For the entries that follow, state how many lines include the word "panel", giving the number and nothing else.

===== THE RECORDS =====

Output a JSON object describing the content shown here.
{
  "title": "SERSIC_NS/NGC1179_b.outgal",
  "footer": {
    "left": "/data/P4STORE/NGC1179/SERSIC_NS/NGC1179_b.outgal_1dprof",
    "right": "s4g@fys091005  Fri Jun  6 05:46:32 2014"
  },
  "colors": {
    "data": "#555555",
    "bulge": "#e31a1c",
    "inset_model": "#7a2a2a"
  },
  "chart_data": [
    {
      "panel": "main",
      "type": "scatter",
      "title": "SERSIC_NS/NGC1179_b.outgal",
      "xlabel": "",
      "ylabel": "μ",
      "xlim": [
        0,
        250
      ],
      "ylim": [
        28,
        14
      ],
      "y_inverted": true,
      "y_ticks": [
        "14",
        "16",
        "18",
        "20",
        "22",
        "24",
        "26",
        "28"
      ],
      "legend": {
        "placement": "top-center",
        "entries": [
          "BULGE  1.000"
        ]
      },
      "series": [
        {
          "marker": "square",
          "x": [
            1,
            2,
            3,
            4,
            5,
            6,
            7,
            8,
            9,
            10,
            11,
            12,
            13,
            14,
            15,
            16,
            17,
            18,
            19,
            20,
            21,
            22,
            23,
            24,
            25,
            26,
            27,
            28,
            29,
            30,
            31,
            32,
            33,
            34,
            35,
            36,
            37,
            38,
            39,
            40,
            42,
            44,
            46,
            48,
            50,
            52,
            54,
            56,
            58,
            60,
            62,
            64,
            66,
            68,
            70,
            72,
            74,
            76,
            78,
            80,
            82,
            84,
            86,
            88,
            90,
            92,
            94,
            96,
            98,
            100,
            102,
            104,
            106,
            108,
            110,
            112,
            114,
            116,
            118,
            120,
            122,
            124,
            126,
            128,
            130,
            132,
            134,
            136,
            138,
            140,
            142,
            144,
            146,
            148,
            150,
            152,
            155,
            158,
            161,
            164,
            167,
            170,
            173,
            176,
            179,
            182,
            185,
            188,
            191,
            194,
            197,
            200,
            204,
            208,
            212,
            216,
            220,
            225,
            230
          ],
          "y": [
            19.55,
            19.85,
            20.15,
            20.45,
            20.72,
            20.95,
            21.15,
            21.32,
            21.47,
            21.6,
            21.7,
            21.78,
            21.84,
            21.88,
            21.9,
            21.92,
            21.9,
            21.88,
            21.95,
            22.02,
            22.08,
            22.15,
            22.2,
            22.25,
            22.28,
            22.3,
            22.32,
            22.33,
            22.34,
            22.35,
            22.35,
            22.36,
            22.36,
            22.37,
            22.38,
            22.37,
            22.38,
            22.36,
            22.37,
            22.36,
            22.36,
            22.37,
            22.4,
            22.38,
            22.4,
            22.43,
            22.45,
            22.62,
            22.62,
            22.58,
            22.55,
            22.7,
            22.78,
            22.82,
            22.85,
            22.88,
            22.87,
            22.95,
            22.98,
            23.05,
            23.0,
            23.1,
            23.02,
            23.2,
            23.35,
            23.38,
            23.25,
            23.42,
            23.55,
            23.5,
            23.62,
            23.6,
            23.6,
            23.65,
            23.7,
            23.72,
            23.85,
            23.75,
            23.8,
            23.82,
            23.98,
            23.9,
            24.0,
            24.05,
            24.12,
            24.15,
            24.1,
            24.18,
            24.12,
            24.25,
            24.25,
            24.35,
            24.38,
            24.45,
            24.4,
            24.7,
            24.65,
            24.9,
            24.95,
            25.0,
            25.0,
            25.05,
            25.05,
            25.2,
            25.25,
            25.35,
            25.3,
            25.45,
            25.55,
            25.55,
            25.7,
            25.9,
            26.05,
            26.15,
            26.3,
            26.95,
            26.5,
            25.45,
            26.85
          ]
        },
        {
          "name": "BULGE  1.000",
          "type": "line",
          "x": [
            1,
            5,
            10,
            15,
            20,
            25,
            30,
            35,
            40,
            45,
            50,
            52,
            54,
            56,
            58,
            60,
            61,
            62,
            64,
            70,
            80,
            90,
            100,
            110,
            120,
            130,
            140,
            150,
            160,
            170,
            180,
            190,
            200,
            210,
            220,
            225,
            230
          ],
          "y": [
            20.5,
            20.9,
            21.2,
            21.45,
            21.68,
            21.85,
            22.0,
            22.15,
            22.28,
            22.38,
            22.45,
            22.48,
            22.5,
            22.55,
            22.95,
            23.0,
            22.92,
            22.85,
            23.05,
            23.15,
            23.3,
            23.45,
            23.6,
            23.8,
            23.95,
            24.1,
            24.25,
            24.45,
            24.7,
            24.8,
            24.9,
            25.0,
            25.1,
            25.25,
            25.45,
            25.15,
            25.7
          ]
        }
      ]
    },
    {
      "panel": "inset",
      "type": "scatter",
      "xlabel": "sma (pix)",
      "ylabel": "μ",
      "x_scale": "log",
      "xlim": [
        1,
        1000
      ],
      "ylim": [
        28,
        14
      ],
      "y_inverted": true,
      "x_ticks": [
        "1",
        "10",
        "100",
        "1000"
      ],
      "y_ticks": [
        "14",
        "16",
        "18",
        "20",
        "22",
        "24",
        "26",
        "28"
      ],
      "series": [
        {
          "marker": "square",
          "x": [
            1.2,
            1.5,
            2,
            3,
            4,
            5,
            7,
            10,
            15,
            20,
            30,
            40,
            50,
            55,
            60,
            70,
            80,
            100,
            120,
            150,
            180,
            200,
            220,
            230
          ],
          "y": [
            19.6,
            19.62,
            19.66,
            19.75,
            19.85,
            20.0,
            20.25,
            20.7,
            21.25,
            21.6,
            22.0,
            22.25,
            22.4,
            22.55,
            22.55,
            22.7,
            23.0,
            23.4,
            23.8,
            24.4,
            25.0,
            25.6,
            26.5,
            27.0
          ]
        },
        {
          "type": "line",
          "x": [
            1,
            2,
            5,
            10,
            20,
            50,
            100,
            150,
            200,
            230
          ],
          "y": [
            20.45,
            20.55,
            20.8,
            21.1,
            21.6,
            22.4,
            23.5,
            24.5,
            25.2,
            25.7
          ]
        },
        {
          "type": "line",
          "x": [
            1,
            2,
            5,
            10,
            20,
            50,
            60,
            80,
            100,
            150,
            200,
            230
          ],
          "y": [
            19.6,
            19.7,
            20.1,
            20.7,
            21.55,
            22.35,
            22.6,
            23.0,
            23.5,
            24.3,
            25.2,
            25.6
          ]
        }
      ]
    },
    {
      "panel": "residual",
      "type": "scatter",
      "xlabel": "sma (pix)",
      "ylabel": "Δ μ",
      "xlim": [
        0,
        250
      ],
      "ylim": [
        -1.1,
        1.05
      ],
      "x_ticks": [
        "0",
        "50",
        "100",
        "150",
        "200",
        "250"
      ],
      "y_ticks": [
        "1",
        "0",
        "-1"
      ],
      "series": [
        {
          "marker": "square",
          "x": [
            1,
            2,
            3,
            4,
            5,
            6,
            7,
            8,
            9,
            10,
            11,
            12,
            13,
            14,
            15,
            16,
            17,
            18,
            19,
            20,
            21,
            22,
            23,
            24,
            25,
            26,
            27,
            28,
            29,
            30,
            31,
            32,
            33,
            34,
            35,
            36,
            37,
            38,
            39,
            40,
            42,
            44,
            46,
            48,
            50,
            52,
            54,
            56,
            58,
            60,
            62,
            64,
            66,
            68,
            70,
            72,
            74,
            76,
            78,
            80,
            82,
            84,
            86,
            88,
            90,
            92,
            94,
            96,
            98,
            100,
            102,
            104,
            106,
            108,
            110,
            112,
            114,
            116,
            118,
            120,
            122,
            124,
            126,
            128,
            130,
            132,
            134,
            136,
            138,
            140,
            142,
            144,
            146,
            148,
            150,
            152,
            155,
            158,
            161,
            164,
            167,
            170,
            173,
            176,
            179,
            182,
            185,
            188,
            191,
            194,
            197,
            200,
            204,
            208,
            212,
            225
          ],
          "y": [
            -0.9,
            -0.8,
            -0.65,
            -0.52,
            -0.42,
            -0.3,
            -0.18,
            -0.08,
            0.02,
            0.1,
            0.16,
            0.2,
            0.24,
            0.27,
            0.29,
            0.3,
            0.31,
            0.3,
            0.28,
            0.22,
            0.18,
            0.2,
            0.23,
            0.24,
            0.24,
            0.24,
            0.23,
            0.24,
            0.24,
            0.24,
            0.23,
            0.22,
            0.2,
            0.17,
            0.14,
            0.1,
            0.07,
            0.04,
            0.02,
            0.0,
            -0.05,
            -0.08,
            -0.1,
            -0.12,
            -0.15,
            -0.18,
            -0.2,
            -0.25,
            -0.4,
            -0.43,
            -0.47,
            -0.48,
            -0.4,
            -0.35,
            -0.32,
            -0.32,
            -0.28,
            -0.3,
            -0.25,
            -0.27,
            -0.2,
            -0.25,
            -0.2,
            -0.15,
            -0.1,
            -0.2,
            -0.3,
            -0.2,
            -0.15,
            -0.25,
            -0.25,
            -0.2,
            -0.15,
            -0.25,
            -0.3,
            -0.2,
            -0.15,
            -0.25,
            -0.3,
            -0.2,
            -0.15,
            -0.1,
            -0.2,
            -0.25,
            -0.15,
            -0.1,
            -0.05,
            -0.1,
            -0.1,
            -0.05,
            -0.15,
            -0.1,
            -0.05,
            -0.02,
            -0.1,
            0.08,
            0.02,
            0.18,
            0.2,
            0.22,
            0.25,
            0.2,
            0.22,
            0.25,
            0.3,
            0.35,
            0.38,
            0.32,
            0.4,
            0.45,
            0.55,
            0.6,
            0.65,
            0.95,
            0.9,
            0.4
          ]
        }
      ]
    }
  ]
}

=====

RESPONSE TO THIS TASK — 3